# YOUR INSTRUCTIONS:
Extract the full listing below without altering a single character.

# RECORDS PROVIDED:
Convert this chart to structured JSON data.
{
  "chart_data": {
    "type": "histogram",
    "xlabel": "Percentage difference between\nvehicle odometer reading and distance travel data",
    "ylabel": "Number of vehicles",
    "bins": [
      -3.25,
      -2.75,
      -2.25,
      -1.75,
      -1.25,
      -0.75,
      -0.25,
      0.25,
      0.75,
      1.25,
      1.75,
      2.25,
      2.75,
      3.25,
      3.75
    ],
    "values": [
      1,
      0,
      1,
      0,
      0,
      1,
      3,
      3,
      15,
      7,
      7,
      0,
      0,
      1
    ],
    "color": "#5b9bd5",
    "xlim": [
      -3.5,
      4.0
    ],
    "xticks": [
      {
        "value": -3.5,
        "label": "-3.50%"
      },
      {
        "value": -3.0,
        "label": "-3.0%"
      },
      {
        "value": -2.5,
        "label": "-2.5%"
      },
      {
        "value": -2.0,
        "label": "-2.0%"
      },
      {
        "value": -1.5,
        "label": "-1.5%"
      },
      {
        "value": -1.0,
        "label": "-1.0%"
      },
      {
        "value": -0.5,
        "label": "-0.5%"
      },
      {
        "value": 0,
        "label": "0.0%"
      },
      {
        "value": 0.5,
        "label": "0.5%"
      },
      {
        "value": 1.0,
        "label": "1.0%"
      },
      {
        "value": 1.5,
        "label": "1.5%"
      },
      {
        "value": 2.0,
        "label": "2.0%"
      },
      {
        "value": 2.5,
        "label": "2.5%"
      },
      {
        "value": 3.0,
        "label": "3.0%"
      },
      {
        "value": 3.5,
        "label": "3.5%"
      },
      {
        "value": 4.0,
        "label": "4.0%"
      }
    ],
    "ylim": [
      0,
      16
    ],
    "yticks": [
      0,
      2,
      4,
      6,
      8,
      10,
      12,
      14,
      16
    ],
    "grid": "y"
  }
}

# FINAL RESULT:
Convert this chart to structured JSON data.
{
  "chart_data": {
    "type": "histogram",
    "xlabel": "Percentage difference between\nvehicle odometer reading and distance travel data",
    "ylabel": "Number of vehicles",
    "bins": [
      -3.25,
      -2.75,
      -2.25,
      -1.75,
      -1.25,
      -0.75,
      -0.25,
      0.25,
      0.75,
      1.25,
      1.75,
      2.25,
      2.75,
      3.25,
      3.75
    ],
    "values": [
      1,
      0,
      1,
      0,
      0,
      1,
      3,
      3,
      15,
      7,
      7,
      0,
      0,
      1
    ],
    "color": "#5b9bd5",
    "xlim": [
      -3.5,
      4.0
    ],
    "xticks": [
      {
        "value": -3.5,
        "label": "-3.50%"
      },
      {
        "value": -3.0,
        "label": "-3.0%"
      },
      {
        "value": -2.5,
        "label": "-2.5%"
      },
      {
        "value": -2.0,
        "label": "-2.0%"
      },
      {
        "value": -1.5,
        "label": "-1.5%"
      },
      {
        "value": -1.0,
        "label": "-1.0%"
      },
      {
        "value": -0.5,
        "label": "-0.5%"
      },
      {
        "value": 0,
        "label": "0.0%"
      },
      {
        "value": 0.5,
        "label": "0.5%"
      },
      {
        "value": 1.0,
        "label": "1.0%"
      },
      {
        "value": 1.5,
        "label": "1.5%"
      },
      {
        "value": 2.0,
        "label": "2.0%"
      },
      {
        "value": 2.5,
        "label": "2.5%"
      },
      {
        "value": 3.0,
        "label": "3.0%"
      },
      {
        "value": 3.5,
        "label": "3.5%"
      },
      {
        "value": 4.0,
        "label": "4.0%"
      }
    ],
    "ylim": [
      0,
      16
    ],
    "yticks": [
      0,
      2,
      4,
      6,
      8,
      10,
      12,
      14,
      16
    ],
    "grid": "y"
  }
}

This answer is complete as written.